### TASK REQUIREMENTS
Filter the lines below, copying only those with the string "header".

[Start of ENTRIES]

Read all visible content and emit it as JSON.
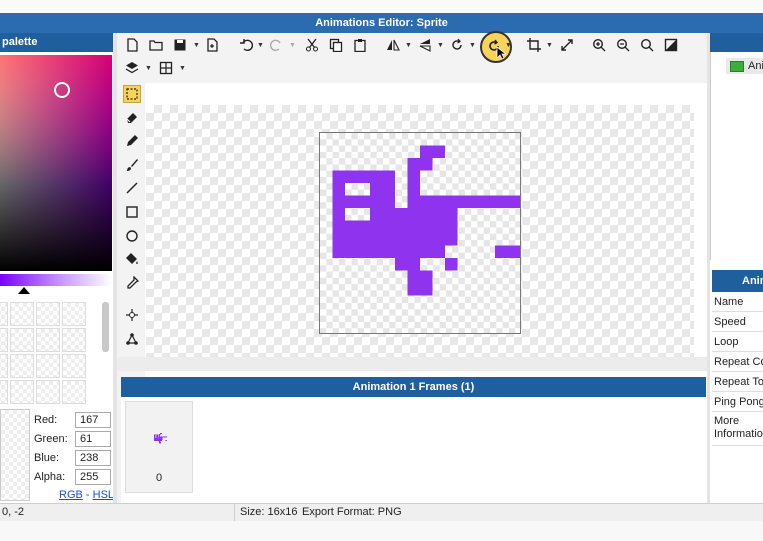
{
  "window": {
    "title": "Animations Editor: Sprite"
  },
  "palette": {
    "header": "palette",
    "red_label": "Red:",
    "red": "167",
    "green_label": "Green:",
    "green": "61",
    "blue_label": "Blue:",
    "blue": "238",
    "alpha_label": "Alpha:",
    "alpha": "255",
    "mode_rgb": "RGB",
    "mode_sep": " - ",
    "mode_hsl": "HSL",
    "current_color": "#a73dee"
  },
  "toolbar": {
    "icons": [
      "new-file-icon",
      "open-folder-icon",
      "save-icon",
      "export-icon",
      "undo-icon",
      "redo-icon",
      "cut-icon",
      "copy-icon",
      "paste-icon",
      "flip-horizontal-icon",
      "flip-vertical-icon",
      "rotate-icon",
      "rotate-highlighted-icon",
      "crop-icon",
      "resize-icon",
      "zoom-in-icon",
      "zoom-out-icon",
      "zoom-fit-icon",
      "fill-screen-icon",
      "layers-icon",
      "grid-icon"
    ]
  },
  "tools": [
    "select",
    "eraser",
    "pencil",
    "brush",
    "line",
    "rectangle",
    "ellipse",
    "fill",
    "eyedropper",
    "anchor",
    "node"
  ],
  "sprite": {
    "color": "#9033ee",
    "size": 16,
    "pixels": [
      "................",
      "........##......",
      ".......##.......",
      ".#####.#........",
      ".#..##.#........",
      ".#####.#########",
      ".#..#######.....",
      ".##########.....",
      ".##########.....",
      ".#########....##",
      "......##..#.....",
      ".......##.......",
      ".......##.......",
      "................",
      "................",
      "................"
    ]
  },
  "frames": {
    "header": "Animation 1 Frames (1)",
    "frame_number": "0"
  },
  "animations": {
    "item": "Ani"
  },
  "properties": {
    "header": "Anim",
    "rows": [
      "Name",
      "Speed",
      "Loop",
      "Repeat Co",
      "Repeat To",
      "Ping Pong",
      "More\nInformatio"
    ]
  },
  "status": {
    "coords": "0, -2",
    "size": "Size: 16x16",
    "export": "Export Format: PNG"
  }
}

[End of ENTRIES]

### WRITTEN ANSWER
    "header": "palette",
    "header": "Animation 1 Frames (1)",
    "header": "Anim",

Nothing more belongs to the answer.